*Records for this exercise*
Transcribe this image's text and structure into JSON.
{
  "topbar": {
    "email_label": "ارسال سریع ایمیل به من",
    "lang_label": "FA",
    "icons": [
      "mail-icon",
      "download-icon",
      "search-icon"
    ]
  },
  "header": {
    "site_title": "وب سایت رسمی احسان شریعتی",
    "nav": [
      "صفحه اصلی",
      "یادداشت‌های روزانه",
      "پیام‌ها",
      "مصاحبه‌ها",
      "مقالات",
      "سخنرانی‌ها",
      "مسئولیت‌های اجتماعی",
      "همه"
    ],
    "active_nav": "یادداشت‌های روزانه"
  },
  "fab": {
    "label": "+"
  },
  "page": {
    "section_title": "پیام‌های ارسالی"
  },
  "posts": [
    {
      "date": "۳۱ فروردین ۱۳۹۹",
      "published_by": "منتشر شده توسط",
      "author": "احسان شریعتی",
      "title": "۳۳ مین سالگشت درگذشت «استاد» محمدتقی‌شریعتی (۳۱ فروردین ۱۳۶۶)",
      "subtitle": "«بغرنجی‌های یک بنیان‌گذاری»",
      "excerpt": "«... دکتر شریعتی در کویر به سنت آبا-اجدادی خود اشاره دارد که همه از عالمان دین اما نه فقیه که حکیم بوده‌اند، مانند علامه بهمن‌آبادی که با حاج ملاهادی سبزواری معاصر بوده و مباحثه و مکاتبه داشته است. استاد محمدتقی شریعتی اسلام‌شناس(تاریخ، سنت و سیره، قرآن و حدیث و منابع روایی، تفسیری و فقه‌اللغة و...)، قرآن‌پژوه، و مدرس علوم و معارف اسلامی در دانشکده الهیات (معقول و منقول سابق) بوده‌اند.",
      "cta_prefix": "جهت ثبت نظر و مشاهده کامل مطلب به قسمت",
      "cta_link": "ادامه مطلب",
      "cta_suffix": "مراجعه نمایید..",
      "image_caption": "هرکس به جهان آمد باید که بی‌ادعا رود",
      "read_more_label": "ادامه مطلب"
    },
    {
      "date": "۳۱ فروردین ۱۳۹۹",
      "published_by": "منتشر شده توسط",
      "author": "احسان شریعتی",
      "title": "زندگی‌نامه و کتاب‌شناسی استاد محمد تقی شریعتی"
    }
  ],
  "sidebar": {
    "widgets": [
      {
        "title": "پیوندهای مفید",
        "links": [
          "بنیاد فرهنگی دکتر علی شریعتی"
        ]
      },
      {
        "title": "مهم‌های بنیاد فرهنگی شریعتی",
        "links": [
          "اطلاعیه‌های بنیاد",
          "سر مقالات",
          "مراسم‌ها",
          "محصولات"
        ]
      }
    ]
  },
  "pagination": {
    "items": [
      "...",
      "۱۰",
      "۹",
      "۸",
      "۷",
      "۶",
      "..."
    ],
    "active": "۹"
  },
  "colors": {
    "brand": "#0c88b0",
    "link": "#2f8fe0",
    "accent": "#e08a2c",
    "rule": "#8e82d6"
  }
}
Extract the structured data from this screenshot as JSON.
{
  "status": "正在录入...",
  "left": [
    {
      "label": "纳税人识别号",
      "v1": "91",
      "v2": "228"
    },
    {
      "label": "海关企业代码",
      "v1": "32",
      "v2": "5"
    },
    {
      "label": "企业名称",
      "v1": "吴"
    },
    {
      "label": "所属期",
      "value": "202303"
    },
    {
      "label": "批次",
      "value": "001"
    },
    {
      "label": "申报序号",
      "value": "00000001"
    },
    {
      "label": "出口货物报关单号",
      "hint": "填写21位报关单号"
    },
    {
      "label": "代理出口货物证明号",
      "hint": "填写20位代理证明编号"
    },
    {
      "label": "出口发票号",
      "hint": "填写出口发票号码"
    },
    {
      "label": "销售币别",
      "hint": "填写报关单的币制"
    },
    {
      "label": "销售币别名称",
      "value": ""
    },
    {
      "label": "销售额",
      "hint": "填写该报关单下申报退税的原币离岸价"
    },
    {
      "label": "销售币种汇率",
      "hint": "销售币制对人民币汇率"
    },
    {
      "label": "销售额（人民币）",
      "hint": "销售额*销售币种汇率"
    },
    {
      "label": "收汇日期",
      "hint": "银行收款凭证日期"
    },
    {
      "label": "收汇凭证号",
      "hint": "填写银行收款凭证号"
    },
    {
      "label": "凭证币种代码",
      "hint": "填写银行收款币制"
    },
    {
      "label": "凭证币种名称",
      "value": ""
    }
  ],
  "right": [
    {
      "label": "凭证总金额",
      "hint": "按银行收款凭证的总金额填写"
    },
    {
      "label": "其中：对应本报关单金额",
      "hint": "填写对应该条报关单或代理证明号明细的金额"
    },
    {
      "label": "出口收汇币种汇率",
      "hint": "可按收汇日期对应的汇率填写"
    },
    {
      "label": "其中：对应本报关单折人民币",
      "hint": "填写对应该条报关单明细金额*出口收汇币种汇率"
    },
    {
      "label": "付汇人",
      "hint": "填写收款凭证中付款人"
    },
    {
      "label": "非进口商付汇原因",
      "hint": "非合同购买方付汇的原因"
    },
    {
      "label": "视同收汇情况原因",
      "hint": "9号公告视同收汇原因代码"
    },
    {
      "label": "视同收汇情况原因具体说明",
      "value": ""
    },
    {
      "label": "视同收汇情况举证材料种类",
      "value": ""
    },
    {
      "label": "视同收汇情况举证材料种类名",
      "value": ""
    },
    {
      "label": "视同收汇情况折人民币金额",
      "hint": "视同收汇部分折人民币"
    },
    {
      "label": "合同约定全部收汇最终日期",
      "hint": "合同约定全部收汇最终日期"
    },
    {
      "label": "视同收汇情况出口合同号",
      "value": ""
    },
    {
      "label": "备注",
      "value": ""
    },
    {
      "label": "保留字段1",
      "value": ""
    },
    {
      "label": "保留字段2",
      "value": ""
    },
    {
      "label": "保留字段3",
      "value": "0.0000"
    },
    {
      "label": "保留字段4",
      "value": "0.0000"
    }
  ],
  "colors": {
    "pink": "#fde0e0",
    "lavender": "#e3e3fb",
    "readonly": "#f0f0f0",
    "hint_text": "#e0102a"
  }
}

*What needs to be done*
Look for lines containing the string "مطلب" and copy them all.

*Finished task*
      "cta_prefix": "جهت ثبت نظر و مشاهده کامل مطلب به قسمت",
      "cta_link": "ادامه مطلب",
      "read_more_label": "ادامه مطلب"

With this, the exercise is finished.